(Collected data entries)
========
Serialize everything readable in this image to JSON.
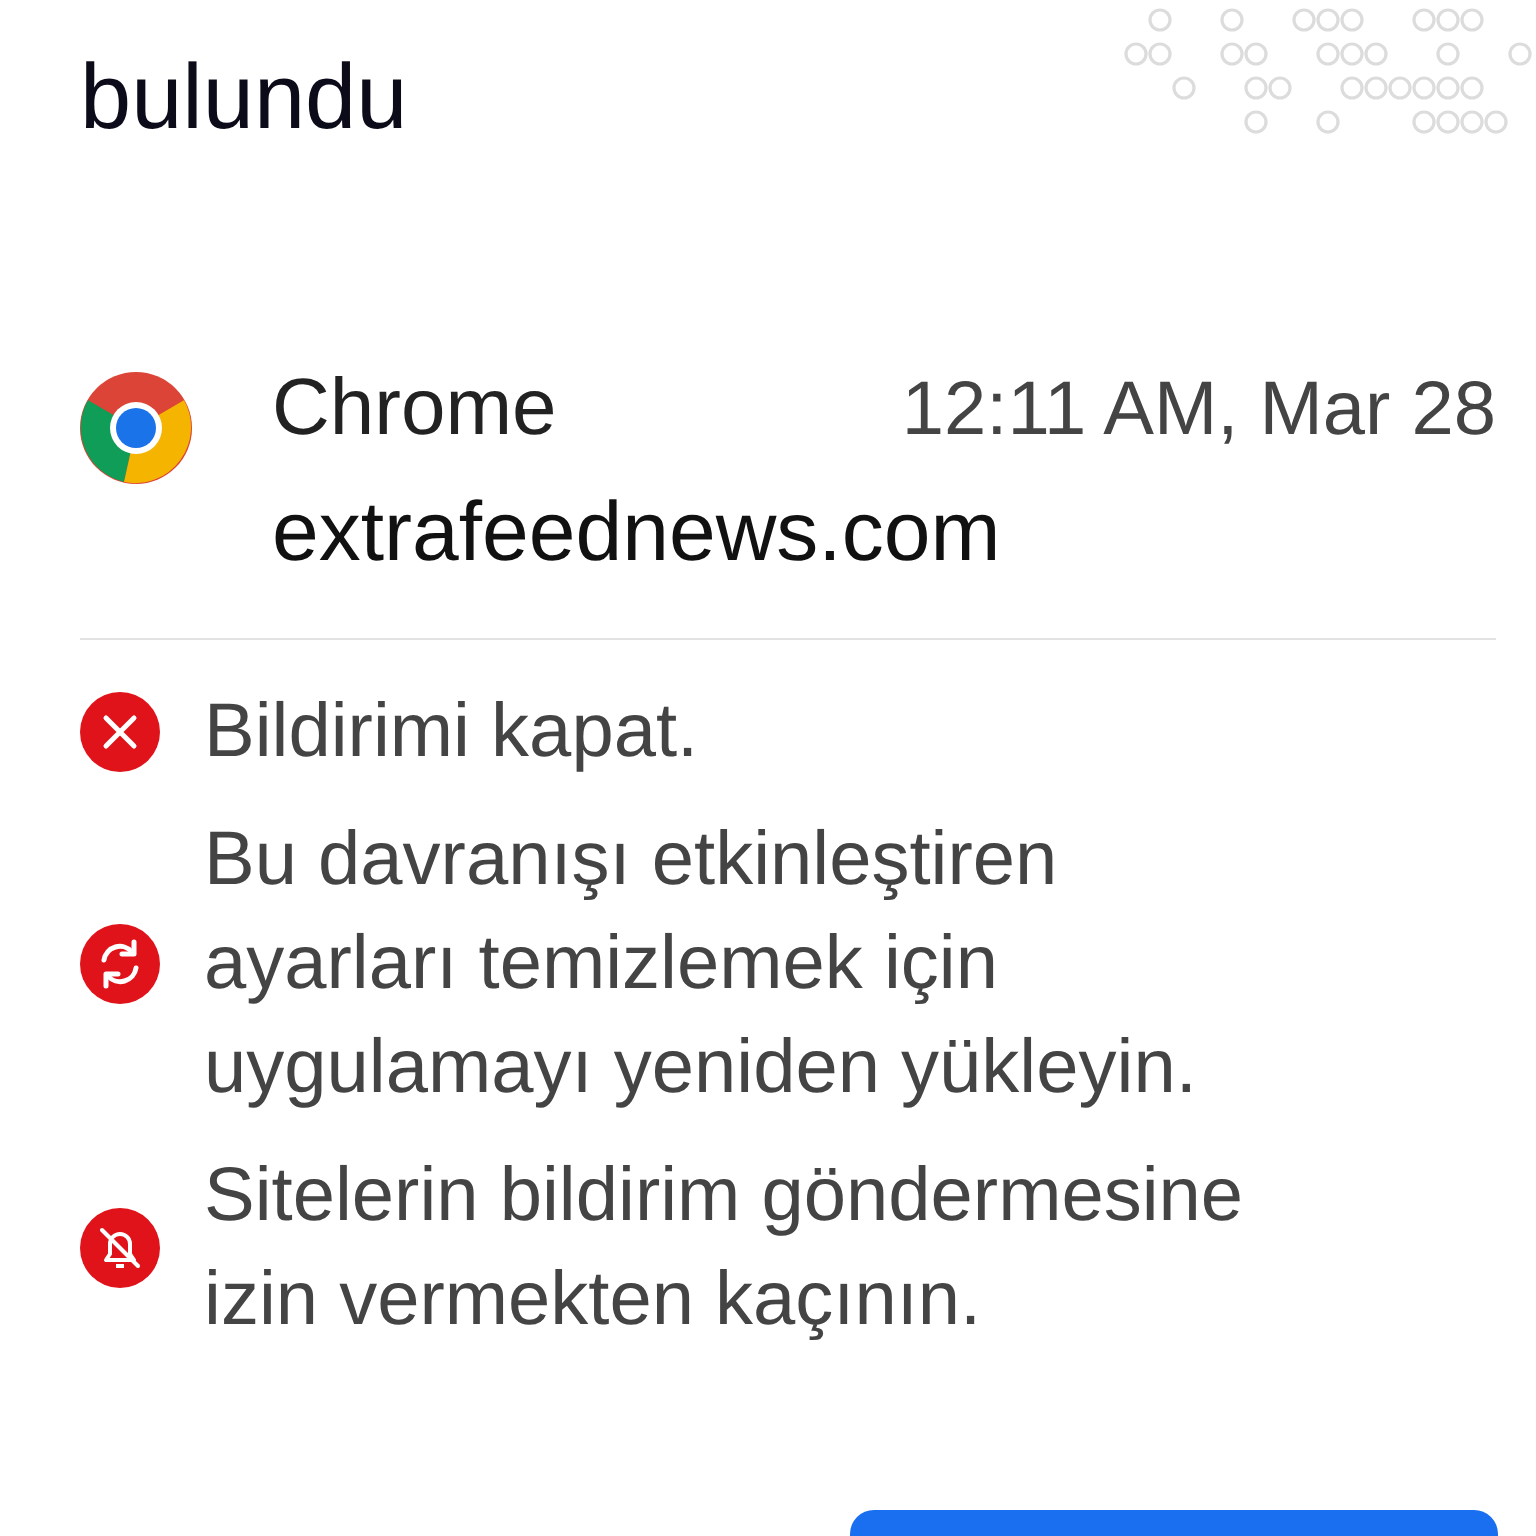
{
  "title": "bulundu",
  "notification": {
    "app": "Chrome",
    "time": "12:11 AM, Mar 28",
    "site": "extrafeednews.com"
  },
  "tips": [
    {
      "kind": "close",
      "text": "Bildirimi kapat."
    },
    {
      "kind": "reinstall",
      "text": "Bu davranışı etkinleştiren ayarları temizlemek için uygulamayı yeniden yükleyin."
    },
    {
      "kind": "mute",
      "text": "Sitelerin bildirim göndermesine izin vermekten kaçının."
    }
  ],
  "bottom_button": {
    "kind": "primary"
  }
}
========
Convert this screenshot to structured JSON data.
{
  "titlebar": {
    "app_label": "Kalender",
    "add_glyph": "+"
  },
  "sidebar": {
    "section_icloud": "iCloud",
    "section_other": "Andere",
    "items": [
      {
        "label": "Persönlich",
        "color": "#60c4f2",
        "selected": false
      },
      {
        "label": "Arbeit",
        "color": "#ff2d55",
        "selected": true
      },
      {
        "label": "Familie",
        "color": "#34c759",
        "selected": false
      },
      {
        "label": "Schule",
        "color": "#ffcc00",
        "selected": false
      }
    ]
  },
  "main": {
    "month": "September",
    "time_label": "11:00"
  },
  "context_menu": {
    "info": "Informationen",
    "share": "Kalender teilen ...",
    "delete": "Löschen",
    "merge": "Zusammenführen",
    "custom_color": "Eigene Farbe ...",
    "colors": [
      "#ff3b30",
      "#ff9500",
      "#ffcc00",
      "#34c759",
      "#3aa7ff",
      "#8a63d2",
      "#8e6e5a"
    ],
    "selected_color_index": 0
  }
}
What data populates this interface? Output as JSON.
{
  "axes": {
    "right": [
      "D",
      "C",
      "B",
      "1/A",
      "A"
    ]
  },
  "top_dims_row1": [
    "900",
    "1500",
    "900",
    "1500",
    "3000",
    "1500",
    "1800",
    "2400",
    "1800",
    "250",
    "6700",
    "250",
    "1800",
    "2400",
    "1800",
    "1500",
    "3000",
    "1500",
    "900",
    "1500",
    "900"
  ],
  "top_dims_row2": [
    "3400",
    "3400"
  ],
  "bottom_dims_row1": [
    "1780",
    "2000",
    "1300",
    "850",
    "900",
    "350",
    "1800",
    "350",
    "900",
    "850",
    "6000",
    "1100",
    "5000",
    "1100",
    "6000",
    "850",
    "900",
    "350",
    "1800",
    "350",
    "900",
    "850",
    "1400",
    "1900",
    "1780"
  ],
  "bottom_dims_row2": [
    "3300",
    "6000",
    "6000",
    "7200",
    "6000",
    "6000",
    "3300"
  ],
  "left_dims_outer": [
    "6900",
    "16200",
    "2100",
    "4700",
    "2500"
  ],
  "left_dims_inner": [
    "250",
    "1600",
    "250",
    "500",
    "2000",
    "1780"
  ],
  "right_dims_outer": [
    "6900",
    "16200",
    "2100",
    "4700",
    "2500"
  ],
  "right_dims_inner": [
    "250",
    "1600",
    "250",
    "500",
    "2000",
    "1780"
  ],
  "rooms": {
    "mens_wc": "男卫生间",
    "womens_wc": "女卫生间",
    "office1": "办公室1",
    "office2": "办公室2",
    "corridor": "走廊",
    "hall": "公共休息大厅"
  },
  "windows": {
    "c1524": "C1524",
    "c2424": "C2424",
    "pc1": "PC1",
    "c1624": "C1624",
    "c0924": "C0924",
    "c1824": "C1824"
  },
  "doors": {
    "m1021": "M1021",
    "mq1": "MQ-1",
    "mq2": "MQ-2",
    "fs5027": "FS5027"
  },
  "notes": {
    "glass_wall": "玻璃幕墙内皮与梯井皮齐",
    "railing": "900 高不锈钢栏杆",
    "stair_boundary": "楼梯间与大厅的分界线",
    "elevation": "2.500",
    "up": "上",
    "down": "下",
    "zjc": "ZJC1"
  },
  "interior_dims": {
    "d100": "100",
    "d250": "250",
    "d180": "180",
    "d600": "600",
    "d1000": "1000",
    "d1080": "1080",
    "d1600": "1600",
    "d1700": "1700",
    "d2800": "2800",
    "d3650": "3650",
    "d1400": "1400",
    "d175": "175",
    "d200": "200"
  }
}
========
Among the entries above, how many lines hold the string "Kalender"? Respond with nothing but the number.

2